[Records from a collection of figures]

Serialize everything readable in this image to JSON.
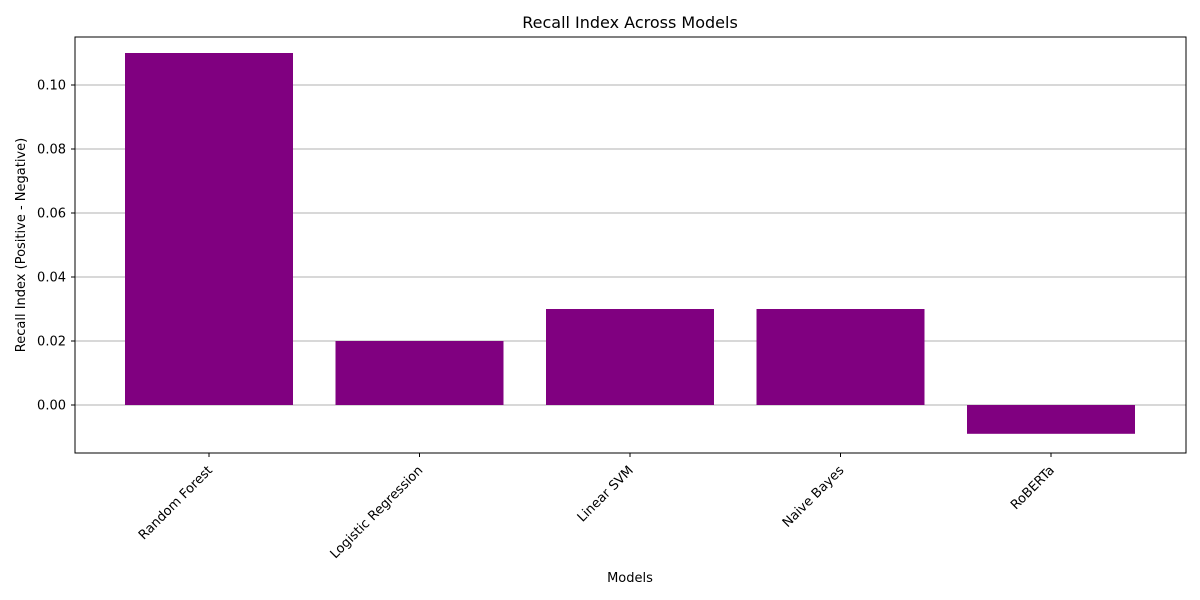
{
  "chart_data": {
    "type": "bar",
    "title": "Recall Index Across Models",
    "xlabel": "Models",
    "ylabel": "Recall Index (Positive - Negative)",
    "categories": [
      "Random Forest",
      "Logistic Regression",
      "Linear SVM",
      "Naive Bayes",
      "RoBERTa"
    ],
    "values": [
      0.11,
      0.02,
      0.03,
      0.03,
      -0.009
    ],
    "ylim": [
      -0.015,
      0.115
    ],
    "yticks": [
      "0.00",
      "0.02",
      "0.04",
      "0.06",
      "0.08",
      "0.10"
    ],
    "ytick_values": [
      0,
      0.02,
      0.04,
      0.06,
      0.08,
      0.1
    ],
    "grid": "y",
    "bar_color": "#800080",
    "grid_color": "#b0b0b0"
  }
}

### What the task asks
In your copy, leave out the pictures and reproduce the material above exactly.

### Output below
Serialize everything readable in this image to JSON.
{
  "chart_data": {
    "type": "bar",
    "title": "Recall Index Across Models",
    "xlabel": "Models",
    "ylabel": "Recall Index (Positive - Negative)",
    "categories": [
      "Random Forest",
      "Logistic Regression",
      "Linear SVM",
      "Naive Bayes",
      "RoBERTa"
    ],
    "values": [
      0.11,
      0.02,
      0.03,
      0.03,
      -0.009
    ],
    "ylim": [
      -0.015,
      0.115
    ],
    "yticks": [
      "0.00",
      "0.02",
      "0.04",
      "0.06",
      "0.08",
      "0.10"
    ],
    "ytick_values": [
      0,
      0.02,
      0.04,
      0.06,
      0.08,
      0.1
    ],
    "grid": "y",
    "bar_color": "#800080",
    "grid_color": "#b0b0b0"
  }
}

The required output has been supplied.